DO THIS
Extract all lines in the data that contain the word "страхования".

** start STORED ROWS **

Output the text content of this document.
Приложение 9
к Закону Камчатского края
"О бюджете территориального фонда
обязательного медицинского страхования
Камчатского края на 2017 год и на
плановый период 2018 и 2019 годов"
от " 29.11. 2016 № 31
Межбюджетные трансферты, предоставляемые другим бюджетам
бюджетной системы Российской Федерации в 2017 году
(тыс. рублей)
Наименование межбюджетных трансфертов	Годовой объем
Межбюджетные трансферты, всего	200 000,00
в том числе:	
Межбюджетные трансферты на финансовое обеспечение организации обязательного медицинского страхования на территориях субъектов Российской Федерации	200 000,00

** end STORED ROWS **

RESPONSE BELOW
обязательного медицинского страхования
Межбюджетные трансферты на финансовое обеспечение организации обязательного медицинского страхования на территориях субъектов Российской Федерации	200 000,00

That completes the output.